Lift every line from the entries that includes the word "siglo".

:: Data extracts ::

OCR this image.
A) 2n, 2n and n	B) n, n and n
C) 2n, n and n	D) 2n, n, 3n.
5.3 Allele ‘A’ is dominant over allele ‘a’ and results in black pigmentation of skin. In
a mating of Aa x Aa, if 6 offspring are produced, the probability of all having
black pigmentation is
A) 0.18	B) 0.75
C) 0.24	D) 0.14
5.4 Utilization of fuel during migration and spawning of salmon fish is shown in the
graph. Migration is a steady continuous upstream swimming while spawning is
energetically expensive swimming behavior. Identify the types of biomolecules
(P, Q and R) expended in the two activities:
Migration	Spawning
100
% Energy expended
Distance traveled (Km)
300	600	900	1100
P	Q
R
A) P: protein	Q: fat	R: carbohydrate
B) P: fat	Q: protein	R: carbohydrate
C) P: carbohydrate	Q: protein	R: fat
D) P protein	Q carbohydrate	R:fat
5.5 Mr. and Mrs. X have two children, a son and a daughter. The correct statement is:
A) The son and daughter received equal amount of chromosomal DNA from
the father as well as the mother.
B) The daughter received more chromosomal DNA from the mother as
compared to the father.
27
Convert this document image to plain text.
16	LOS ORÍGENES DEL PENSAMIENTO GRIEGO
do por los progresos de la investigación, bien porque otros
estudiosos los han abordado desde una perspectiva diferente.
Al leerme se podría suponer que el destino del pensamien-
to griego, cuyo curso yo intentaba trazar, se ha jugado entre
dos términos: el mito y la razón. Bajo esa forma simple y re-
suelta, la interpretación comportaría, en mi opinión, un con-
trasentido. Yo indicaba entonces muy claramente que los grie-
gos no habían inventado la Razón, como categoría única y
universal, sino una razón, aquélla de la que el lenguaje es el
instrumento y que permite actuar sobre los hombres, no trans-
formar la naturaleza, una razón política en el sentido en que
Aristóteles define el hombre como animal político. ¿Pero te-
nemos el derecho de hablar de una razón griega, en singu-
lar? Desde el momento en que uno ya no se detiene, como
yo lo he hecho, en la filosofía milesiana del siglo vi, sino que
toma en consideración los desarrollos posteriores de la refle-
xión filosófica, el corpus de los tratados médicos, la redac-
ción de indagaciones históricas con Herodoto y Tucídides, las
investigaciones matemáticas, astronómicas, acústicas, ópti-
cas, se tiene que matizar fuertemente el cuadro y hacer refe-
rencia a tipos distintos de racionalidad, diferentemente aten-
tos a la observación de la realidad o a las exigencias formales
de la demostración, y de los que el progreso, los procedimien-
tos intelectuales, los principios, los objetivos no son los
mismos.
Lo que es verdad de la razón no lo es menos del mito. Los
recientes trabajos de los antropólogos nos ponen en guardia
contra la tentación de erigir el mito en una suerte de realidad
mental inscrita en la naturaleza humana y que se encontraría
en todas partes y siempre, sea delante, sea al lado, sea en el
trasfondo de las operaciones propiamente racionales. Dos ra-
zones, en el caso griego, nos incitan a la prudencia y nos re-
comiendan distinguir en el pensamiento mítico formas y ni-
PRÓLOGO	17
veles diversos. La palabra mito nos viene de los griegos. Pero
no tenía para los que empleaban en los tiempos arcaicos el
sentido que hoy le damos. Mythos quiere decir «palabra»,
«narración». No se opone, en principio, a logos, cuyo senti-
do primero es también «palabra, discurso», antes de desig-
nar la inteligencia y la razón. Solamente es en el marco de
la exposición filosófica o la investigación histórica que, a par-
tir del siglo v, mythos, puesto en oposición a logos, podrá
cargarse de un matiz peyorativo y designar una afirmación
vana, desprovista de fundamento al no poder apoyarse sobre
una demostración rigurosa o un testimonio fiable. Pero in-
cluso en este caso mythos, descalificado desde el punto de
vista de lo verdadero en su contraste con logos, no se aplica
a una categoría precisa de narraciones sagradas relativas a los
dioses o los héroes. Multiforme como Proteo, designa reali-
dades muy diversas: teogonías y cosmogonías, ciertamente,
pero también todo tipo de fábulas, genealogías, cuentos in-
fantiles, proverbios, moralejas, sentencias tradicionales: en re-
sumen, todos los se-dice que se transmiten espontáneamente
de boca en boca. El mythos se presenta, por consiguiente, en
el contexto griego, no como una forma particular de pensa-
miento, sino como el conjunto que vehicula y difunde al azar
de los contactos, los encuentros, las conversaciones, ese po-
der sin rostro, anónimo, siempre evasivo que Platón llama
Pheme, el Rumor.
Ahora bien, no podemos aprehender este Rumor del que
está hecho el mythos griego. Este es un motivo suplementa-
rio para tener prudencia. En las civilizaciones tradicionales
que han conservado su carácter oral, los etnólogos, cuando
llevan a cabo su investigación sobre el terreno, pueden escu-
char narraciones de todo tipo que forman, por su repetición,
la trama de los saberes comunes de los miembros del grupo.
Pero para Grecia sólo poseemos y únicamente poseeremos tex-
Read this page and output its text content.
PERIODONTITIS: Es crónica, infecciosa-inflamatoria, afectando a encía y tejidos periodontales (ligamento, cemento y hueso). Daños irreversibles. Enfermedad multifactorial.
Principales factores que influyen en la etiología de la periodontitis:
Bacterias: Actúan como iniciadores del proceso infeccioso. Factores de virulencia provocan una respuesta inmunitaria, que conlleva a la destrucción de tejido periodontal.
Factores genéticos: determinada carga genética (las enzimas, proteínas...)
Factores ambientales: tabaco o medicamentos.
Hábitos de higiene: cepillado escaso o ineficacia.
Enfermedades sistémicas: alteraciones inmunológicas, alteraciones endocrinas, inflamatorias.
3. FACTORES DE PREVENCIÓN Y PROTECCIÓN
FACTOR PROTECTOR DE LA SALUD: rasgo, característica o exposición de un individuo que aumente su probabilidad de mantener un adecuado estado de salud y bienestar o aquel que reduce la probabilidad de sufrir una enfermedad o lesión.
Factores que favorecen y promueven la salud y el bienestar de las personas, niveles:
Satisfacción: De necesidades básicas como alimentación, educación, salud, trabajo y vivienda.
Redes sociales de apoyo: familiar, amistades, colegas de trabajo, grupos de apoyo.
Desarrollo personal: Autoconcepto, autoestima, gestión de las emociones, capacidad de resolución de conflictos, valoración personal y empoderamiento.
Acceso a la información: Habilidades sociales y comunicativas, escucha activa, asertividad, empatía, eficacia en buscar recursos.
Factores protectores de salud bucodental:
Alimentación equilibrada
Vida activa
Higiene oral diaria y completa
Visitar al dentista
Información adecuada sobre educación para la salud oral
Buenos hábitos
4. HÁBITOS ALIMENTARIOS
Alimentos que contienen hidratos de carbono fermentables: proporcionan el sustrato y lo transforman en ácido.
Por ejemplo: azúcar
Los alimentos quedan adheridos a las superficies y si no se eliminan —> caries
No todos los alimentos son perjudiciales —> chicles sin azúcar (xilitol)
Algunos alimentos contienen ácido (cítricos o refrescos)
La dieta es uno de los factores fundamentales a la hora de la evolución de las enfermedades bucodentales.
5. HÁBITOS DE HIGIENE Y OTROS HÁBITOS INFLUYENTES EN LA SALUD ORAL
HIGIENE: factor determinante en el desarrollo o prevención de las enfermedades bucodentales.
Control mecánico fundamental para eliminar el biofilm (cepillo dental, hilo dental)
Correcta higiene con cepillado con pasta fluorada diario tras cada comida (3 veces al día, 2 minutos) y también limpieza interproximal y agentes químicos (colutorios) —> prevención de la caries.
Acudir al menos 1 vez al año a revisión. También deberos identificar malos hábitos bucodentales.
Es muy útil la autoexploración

:::

## Your solution
yo lo he hecho, en la filosofía milesiana del siglo vi, sino que
tir del siglo v, mythos, puesto en oposición a logos, podrá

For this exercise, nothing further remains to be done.